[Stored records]
— Begin —

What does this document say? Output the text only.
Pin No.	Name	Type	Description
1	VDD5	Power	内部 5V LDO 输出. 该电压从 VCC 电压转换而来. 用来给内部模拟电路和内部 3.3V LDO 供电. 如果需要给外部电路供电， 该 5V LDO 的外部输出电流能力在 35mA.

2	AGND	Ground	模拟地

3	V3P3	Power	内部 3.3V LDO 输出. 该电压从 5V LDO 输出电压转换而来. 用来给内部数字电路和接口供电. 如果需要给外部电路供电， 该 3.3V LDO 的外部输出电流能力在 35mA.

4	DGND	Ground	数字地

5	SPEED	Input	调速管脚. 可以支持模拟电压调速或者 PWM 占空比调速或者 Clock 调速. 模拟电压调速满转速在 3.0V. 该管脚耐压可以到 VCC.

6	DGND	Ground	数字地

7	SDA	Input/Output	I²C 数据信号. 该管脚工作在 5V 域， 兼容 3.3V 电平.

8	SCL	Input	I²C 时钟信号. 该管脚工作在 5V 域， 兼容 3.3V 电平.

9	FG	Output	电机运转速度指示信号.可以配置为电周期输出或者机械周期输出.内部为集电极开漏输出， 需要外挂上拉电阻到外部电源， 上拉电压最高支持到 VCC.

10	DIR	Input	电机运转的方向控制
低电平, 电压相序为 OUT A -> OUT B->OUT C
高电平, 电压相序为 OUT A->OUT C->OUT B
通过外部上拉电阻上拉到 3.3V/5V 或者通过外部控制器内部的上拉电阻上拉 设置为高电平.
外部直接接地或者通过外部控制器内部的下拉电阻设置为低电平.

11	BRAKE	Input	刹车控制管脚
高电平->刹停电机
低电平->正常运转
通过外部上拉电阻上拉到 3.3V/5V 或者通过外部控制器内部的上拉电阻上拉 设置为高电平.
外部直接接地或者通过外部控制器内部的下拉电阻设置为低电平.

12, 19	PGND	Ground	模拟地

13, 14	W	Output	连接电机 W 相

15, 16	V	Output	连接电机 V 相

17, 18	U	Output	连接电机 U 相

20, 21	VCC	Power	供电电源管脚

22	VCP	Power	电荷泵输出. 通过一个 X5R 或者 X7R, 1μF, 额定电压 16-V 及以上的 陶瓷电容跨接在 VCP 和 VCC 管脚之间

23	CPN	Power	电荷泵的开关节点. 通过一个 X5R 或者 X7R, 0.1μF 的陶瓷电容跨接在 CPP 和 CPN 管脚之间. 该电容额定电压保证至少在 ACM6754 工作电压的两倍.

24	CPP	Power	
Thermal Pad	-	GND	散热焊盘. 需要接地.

— End —

(Problem to solve):
Gather from the records above every line containing the string "该管脚工作在".

(Exercise answer):
7	SDA	Input/Output	I²C 数据信号. 该管脚工作在 5V 域， 兼容 3.3V 电平.
8	SCL	Input	I²C 时钟信号. 该管脚工作在 5V 域， 兼容 3.3V 电平.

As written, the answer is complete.